For the listing below, give the count of lines containing "which", and no other text.

● **Working data**
= = =

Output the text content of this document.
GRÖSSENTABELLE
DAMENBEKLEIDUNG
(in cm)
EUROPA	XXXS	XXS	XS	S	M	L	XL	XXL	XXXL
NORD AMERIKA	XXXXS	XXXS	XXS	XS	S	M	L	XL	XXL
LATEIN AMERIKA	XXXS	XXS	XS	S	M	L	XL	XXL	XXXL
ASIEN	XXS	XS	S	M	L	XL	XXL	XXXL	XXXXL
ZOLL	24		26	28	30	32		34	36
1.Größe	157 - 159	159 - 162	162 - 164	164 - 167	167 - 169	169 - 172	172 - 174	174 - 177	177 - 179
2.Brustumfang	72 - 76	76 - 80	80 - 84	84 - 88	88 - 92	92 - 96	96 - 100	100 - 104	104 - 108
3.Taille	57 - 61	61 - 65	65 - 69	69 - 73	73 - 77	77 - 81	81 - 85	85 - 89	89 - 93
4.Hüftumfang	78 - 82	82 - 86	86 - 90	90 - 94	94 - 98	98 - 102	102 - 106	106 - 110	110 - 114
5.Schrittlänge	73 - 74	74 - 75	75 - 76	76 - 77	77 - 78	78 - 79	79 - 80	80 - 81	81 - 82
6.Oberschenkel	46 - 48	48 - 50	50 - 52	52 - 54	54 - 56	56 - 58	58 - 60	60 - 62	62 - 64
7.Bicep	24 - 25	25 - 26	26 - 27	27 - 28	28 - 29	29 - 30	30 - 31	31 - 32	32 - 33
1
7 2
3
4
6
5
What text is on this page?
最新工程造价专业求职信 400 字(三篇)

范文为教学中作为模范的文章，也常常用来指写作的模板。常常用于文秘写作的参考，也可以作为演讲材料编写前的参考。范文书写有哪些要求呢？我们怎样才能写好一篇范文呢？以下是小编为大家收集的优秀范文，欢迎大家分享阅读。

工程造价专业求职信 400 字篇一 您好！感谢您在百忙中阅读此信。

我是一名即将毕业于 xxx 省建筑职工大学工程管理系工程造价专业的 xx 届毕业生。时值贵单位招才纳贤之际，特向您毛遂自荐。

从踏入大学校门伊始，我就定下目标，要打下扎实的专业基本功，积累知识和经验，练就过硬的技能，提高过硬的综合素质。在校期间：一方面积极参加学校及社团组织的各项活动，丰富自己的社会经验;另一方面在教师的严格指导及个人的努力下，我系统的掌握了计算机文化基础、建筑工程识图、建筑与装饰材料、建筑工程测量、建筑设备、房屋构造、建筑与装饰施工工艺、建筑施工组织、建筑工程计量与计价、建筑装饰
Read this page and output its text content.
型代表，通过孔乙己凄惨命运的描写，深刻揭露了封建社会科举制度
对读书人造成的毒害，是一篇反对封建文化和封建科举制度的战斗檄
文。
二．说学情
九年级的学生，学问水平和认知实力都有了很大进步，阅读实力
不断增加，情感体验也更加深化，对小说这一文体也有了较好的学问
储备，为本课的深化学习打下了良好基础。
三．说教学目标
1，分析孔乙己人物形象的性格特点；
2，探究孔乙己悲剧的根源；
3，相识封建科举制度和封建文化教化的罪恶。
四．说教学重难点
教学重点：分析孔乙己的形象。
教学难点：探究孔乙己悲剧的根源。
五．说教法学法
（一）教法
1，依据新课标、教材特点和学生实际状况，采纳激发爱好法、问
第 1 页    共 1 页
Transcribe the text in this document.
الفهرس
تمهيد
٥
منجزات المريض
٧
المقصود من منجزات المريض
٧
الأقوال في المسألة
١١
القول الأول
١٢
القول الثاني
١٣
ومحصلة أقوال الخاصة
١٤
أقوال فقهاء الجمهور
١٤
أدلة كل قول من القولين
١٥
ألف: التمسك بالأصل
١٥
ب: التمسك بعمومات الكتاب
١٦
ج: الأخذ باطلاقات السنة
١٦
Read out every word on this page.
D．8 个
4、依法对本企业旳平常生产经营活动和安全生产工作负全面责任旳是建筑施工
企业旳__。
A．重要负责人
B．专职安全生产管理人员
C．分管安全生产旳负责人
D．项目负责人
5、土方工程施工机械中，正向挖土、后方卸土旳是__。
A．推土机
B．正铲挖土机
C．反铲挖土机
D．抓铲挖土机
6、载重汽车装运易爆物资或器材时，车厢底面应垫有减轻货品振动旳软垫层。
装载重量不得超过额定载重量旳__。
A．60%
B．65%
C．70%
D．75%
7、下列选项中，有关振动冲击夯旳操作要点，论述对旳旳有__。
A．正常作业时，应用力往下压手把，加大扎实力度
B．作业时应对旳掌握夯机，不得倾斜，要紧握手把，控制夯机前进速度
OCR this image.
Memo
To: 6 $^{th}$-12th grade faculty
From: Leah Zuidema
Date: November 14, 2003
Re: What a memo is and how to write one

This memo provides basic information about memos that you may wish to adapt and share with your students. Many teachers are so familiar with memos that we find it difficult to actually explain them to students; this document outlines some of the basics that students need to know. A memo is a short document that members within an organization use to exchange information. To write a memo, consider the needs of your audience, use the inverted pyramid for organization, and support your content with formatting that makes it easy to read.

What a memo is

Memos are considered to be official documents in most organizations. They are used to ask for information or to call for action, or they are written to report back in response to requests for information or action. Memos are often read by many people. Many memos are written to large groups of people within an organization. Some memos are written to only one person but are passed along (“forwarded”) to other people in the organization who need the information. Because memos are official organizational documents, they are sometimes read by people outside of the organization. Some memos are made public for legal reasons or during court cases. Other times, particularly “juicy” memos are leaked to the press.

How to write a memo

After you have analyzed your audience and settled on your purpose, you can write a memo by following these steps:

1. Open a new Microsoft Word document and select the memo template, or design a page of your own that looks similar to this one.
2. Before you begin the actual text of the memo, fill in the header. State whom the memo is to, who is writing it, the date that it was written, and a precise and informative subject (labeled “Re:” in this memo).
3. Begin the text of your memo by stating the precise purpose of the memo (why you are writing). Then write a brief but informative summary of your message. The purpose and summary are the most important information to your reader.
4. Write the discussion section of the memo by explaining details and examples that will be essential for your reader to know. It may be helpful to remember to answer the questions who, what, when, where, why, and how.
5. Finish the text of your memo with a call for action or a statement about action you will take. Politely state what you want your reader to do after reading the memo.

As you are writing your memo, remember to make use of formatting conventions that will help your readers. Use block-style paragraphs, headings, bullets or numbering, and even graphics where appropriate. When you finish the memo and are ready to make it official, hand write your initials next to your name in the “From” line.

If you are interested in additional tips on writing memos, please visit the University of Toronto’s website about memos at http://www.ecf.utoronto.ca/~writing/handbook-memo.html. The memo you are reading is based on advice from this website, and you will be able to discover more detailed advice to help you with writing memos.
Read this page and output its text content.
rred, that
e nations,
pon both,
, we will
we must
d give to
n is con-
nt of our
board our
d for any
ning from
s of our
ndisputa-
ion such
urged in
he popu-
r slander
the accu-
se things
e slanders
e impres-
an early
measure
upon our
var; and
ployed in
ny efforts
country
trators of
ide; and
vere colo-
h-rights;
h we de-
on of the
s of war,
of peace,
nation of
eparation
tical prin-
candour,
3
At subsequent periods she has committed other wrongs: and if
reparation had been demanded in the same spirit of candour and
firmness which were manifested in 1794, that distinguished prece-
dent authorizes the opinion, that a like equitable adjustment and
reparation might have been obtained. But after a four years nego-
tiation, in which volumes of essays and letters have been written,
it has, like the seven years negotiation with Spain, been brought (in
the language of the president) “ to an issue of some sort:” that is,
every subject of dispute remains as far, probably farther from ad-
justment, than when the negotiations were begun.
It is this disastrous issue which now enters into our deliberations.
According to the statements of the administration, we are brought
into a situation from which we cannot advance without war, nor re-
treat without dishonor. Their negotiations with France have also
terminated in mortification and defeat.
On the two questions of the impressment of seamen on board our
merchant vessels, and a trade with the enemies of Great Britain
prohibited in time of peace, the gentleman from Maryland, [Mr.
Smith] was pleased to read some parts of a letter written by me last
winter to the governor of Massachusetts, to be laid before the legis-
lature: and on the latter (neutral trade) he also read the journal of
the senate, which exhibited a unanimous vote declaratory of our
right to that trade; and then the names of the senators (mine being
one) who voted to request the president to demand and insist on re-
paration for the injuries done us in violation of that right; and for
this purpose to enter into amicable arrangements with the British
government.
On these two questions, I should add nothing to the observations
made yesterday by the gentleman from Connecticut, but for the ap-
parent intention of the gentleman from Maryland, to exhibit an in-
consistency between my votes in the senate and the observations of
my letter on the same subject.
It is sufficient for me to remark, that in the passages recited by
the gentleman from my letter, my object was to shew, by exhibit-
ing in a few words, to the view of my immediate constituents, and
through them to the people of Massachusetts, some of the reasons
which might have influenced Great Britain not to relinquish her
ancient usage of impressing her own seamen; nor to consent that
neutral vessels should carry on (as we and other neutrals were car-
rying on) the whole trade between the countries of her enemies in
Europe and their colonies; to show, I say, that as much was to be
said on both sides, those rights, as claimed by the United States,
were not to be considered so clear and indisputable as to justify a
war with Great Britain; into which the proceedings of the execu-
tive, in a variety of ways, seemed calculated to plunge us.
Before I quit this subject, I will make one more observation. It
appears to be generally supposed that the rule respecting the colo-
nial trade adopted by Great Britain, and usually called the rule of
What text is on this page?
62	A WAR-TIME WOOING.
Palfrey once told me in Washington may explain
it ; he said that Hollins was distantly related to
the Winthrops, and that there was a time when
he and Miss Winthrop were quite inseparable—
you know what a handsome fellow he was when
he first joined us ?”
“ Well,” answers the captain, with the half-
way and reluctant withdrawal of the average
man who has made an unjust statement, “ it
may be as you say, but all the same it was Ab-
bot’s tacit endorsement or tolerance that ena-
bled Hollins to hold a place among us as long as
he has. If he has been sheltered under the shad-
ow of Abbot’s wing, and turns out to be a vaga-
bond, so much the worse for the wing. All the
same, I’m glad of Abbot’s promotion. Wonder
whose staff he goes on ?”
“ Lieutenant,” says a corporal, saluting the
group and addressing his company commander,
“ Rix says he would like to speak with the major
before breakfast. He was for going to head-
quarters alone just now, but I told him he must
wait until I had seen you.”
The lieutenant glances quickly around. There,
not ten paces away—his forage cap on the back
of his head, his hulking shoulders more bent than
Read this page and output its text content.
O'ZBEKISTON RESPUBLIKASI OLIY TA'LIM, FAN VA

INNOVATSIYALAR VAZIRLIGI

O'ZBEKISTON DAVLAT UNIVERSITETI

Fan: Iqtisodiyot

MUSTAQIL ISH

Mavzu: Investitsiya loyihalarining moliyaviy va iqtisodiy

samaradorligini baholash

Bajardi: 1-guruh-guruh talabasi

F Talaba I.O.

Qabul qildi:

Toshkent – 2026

= = =

● **The response**
7